Exercise details —
Write out every one of the lines below word for word, changing nothing.
*** Exercise input ***
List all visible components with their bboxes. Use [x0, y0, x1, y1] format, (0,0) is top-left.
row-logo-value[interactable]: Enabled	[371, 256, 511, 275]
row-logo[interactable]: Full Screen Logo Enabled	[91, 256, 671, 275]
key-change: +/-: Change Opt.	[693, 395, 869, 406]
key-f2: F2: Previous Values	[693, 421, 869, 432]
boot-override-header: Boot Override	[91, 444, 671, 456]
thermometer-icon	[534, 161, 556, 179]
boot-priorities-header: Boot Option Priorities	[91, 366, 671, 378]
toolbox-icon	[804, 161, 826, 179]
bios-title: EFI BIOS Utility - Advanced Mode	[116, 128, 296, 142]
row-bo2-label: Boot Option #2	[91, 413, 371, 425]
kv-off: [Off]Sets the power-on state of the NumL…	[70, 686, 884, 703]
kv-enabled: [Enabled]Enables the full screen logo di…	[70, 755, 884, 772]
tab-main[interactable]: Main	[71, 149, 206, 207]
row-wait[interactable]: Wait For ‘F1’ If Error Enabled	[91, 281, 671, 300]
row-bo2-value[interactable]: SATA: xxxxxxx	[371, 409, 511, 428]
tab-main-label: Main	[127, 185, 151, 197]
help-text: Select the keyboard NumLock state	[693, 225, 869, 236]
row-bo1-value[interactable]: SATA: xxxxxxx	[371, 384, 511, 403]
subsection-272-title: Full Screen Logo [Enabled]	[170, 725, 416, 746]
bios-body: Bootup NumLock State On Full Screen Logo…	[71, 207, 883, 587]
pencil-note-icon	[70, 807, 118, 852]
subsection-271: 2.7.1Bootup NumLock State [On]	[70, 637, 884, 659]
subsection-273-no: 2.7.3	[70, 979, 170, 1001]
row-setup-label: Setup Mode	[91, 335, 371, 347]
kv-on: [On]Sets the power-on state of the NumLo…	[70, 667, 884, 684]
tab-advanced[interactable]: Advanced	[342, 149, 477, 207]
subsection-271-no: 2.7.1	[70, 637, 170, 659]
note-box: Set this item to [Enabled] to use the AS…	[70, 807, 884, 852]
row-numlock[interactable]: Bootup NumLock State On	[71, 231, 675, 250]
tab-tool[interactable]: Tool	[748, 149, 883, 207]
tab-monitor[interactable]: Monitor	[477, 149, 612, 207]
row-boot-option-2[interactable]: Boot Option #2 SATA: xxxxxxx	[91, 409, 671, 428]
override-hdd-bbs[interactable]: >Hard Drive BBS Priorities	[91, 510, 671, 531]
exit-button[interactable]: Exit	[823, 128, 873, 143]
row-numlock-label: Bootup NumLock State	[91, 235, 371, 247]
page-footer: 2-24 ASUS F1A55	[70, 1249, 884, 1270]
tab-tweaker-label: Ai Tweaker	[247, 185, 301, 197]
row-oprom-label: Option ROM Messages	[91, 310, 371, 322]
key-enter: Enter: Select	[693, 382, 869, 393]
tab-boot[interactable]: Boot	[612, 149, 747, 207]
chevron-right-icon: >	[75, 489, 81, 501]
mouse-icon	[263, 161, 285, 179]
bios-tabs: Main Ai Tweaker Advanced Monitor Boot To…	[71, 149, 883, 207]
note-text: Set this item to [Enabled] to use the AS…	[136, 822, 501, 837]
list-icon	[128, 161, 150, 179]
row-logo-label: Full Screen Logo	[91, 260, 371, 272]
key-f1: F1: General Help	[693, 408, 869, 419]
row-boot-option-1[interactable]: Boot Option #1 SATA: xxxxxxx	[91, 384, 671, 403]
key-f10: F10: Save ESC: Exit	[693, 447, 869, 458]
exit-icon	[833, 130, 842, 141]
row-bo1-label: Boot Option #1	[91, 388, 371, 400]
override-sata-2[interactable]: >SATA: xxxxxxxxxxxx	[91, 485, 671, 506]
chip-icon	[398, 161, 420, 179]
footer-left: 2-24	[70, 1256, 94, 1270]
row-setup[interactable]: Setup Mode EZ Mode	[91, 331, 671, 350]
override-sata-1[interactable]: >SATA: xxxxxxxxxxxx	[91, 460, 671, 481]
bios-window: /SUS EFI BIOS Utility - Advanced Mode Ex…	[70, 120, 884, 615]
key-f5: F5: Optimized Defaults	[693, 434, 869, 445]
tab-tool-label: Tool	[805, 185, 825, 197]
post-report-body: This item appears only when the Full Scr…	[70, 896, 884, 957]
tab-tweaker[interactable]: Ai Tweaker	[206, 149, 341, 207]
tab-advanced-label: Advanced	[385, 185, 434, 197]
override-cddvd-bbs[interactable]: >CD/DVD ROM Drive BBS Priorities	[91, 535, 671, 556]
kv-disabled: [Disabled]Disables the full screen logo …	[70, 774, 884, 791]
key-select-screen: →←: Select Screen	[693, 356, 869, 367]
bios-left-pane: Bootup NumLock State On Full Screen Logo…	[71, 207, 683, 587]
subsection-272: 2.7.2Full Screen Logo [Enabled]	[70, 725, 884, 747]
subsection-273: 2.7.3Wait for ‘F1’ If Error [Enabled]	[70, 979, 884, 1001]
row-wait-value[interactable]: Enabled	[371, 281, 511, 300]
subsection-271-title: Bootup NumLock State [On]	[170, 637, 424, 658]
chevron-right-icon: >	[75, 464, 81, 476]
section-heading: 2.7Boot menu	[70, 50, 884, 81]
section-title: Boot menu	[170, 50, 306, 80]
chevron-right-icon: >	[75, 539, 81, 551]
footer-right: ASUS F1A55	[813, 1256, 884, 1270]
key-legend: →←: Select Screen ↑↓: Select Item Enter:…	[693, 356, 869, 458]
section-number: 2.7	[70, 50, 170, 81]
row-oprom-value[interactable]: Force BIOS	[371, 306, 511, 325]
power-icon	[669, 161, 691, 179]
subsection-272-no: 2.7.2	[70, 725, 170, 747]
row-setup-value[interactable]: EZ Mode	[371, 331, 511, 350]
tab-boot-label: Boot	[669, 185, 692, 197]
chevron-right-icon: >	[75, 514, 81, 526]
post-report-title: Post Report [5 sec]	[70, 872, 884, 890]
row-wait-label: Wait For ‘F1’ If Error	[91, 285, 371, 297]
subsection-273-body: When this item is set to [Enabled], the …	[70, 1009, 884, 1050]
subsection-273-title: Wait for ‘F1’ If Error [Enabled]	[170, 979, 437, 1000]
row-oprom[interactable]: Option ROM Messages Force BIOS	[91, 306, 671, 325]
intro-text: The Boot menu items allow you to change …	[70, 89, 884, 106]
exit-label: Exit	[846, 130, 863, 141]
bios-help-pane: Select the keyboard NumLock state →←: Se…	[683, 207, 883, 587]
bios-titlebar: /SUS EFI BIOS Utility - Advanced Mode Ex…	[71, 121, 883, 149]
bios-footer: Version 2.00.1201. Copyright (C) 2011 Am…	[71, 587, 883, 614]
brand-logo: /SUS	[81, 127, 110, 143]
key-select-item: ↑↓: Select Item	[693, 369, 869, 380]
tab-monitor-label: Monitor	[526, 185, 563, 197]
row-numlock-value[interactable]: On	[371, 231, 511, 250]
***
Solution to this problem —
List all visible components with their bboxes. Use [x0, y0, x1, y1] format, (0,0) is top-left.
row-logo-value[interactable]: Enabled	[371, 256, 511, 275]
row-logo[interactable]: Full Screen Logo Enabled	[91, 256, 671, 275]
key-change: +/-: Change Opt.	[693, 395, 869, 406]
key-f2: F2: Previous Values	[693, 421, 869, 432]
boot-override-header: Boot Override	[91, 444, 671, 456]
thermometer-icon	[534, 161, 556, 179]
boot-priorities-header: Boot Option Priorities	[91, 366, 671, 378]
toolbox-icon	[804, 161, 826, 179]
bios-title: EFI BIOS Utility - Advanced Mode	[116, 128, 296, 142]
row-bo2-label: Boot Option #2	[91, 413, 371, 425]
kv-off: [Off]Sets the power-on state of the NumL…	[70, 686, 884, 703]
kv-enabled: [Enabled]Enables the full screen logo di…	[70, 755, 884, 772]
tab-main[interactable]: Main	[71, 149, 206, 207]
row-wait[interactable]: Wait For ‘F1’ If Error Enabled	[91, 281, 671, 300]
row-bo2-value[interactable]: SATA: xxxxxxx	[371, 409, 511, 428]
tab-main-label: Main	[127, 185, 151, 197]
help-text: Select the keyboard NumLock state	[693, 225, 869, 236]
row-bo1-value[interactable]: SATA: xxxxxxx	[371, 384, 511, 403]
subsection-272-title: Full Screen Logo [Enabled]	[170, 725, 416, 746]
bios-body: Bootup NumLock State On Full Screen Logo…	[71, 207, 883, 587]
pencil-note-icon	[70, 807, 118, 852]
subsection-271: 2.7.1Bootup NumLock State [On]	[70, 637, 884, 659]
subsection-273-no: 2.7.3	[70, 979, 170, 1001]
row-setup-label: Setup Mode	[91, 335, 371, 347]
kv-on: [On]Sets the power-on state of the NumLo…	[70, 667, 884, 684]
tab-advanced[interactable]: Advanced	[342, 149, 477, 207]
subsection-271-no: 2.7.1	[70, 637, 170, 659]
note-box: Set this item to [Enabled] to use the AS…	[70, 807, 884, 852]
row-numlock[interactable]: Bootup NumLock State On	[71, 231, 675, 250]
tab-tool[interactable]: Tool	[748, 149, 883, 207]
tab-monitor[interactable]: Monitor	[477, 149, 612, 207]
row-boot-option-2[interactable]: Boot Option #2 SATA: xxxxxxx	[91, 409, 671, 428]
override-hdd-bbs[interactable]: >Hard Drive BBS Priorities	[91, 510, 671, 531]
exit-button[interactable]: Exit	[823, 128, 873, 143]
row-numlock-label: Bootup NumLock State	[91, 235, 371, 247]
page-footer: 2-24 ASUS F1A55	[70, 1249, 884, 1270]
tab-tweaker-label: Ai Tweaker	[247, 185, 301, 197]
row-oprom-label: Option ROM Messages	[91, 310, 371, 322]
key-enter: Enter: Select	[693, 382, 869, 393]
tab-boot[interactable]: Boot	[612, 149, 747, 207]
chevron-right-icon: >	[75, 489, 81, 501]
mouse-icon	[263, 161, 285, 179]
bios-tabs: Main Ai Tweaker Advanced Monitor Boot To…	[71, 149, 883, 207]
note-text: Set this item to [Enabled] to use the AS…	[136, 822, 501, 837]
list-icon	[128, 161, 150, 179]
row-logo-label: Full Screen Logo	[91, 260, 371, 272]
key-f1: F1: General Help	[693, 408, 869, 419]
row-boot-option-1[interactable]: Boot Option #1 SATA: xxxxxxx	[91, 384, 671, 403]
key-f10: F10: Save ESC: Exit	[693, 447, 869, 458]
exit-icon	[833, 130, 842, 141]
row-bo1-label: Boot Option #1	[91, 388, 371, 400]
override-sata-2[interactable]: >SATA: xxxxxxxxxxxx	[91, 485, 671, 506]
chip-icon	[398, 161, 420, 179]
footer-left: 2-24	[70, 1256, 94, 1270]
row-setup[interactable]: Setup Mode EZ Mode	[91, 331, 671, 350]
override-sata-1[interactable]: >SATA: xxxxxxxxxxxx	[91, 460, 671, 481]
bios-window: /SUS EFI BIOS Utility - Advanced Mode Ex…	[70, 120, 884, 615]
key-f5: F5: Optimized Defaults	[693, 434, 869, 445]
tab-tool-label: Tool	[805, 185, 825, 197]
post-report-body: This item appears only when the Full Scr…	[70, 896, 884, 957]
tab-tweaker[interactable]: Ai Tweaker	[206, 149, 341, 207]
tab-advanced-label: Advanced	[385, 185, 434, 197]
override-cddvd-bbs[interactable]: >CD/DVD ROM Drive BBS Priorities	[91, 535, 671, 556]
kv-disabled: [Disabled]Disables the full screen logo …	[70, 774, 884, 791]
key-select-screen: →←: Select Screen	[693, 356, 869, 367]
bios-left-pane: Bootup NumLock State On Full Screen Logo…	[71, 207, 683, 587]
subsection-272: 2.7.2Full Screen Logo [Enabled]	[70, 725, 884, 747]
subsection-273: 2.7.3Wait for ‘F1’ If Error [Enabled]	[70, 979, 884, 1001]
row-wait-value[interactable]: Enabled	[371, 281, 511, 300]
subsection-271-title: Bootup NumLock State [On]	[170, 637, 424, 658]
chevron-right-icon: >	[75, 464, 81, 476]
section-heading: 2.7Boot menu	[70, 50, 884, 81]
section-title: Boot menu	[170, 50, 306, 80]
chevron-right-icon: >	[75, 539, 81, 551]
footer-right: ASUS F1A55	[813, 1256, 884, 1270]
key-legend: →←: Select Screen ↑↓: Select Item Enter:…	[693, 356, 869, 458]
section-number: 2.7	[70, 50, 170, 81]
row-oprom-value[interactable]: Force BIOS	[371, 306, 511, 325]
power-icon	[669, 161, 691, 179]
subsection-272-no: 2.7.2	[70, 725, 170, 747]
row-setup-value[interactable]: EZ Mode	[371, 331, 511, 350]
tab-boot-label: Boot	[669, 185, 692, 197]
chevron-right-icon: >	[75, 514, 81, 526]
post-report-title: Post Report [5 sec]	[70, 872, 884, 890]
row-wait-label: Wait For ‘F1’ If Error	[91, 285, 371, 297]
subsection-273-body: When this item is set to [Enabled], the …	[70, 1009, 884, 1050]
subsection-273-title: Wait for ‘F1’ If Error [Enabled]	[170, 979, 437, 1000]
row-oprom[interactable]: Option ROM Messages Force BIOS	[91, 306, 671, 325]
intro-text: The Boot menu items allow you to change …	[70, 89, 884, 106]
exit-label: Exit	[846, 130, 863, 141]
bios-help-pane: Select the keyboard NumLock state →←: Se…	[683, 207, 883, 587]
bios-titlebar: /SUS EFI BIOS Utility - Advanced Mode Ex…	[71, 121, 883, 149]
bios-footer: Version 2.00.1201. Copyright (C) 2011 Am…	[71, 587, 883, 614]
brand-logo: /SUS	[81, 127, 110, 143]
key-select-item: ↑↓: Select Item	[693, 369, 869, 380]
tab-monitor-label: Monitor	[526, 185, 563, 197]
row-numlock-value[interactable]: On	[371, 231, 511, 250]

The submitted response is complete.